Transcribe all of the records word for word, but omit the pictures.

:: Data for the task ::

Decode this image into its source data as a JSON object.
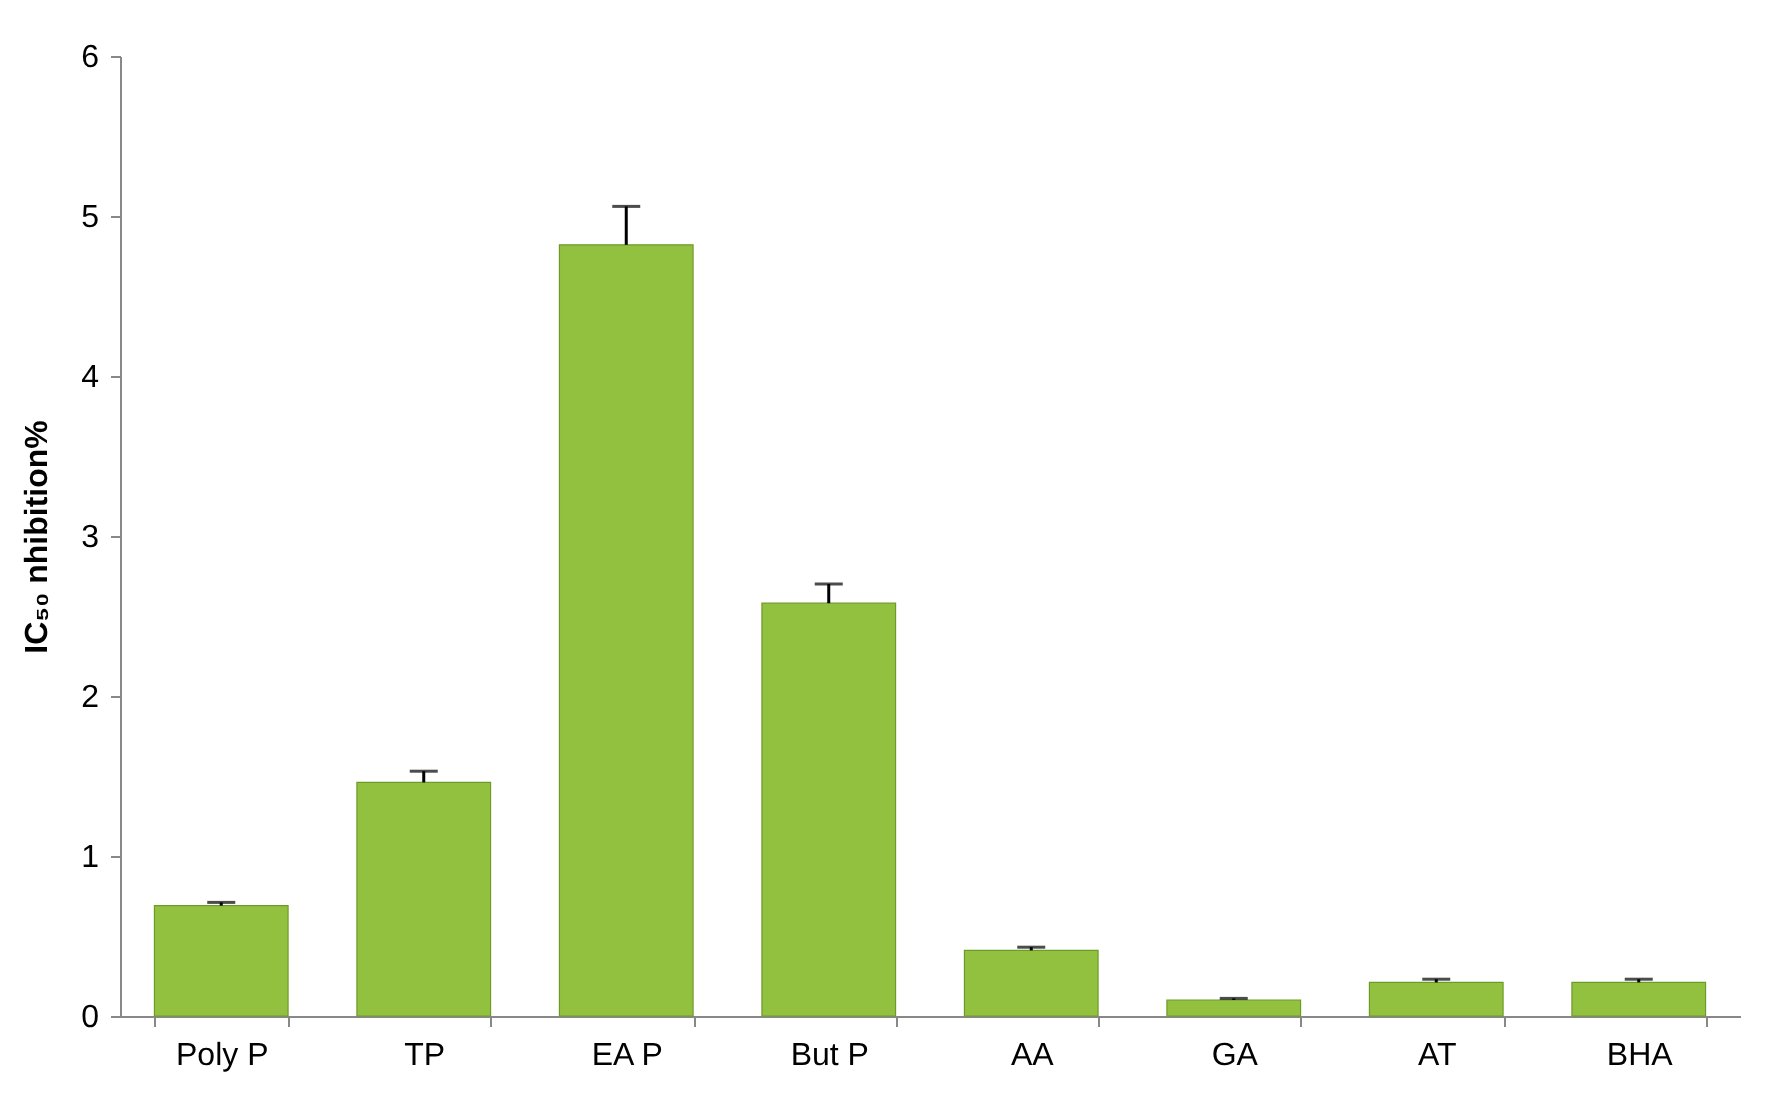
{
  "chart_data": {
    "type": "bar",
    "ylabel": "IC₅₀ nhibition%",
    "categories": [
      "Poly P",
      "TP",
      "EA P",
      "But P",
      "AA",
      "GA",
      "AT",
      "BHA"
    ],
    "values": [
      0.69,
      1.46,
      4.82,
      2.58,
      0.41,
      0.1,
      0.21,
      0.21
    ],
    "errors": [
      [
        0.69,
        0.71
      ],
      [
        1.46,
        1.53
      ],
      [
        4.82,
        5.06
      ],
      [
        2.58,
        2.7
      ],
      [
        0.41,
        0.43
      ],
      [
        0.1,
        0.11
      ],
      [
        0.21,
        0.23
      ],
      [
        0.21,
        0.23
      ]
    ],
    "color": "#92c13f",
    "ylim": [
      0,
      6
    ],
    "yticks": [
      0,
      1,
      2,
      3,
      4,
      5,
      6
    ],
    "grid": false
  }
}
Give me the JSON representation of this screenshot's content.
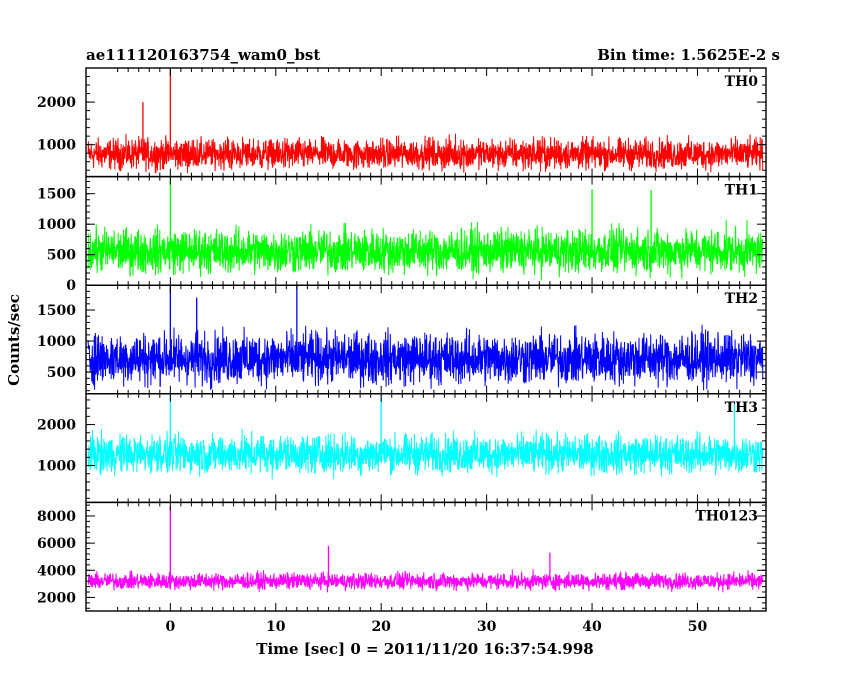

:::

Task response:
Decode this image into its source data as a JSON object.
{
  "chart_data": {
    "type": "bar",
    "ylabel": "IC₅₀ nhibition%",
    "categories": [
      "Poly P",
      "TP",
      "EA P",
      "But P",
      "AA",
      "GA",
      "AT",
      "BHA"
    ],
    "values": [
      0.69,
      1.46,
      4.82,
      2.58,
      0.41,
      0.1,
      0.21,
      0.21
    ],
    "errors": [
      [
        0.69,
        0.71
      ],
      [
        1.46,
        1.53
      ],
      [
        4.82,
        5.06
      ],
      [
        2.58,
        2.7
      ],
      [
        0.41,
        0.43
      ],
      [
        0.1,
        0.11
      ],
      [
        0.21,
        0.23
      ],
      [
        0.21,
        0.23
      ]
    ],
    "color": "#92c13f",
    "ylim": [
      0,
      6
    ],
    "yticks": [
      0,
      1,
      2,
      3,
      4,
      5,
      6
    ],
    "grid": false
  }
}
Give me the JSON representation of this screenshot's content.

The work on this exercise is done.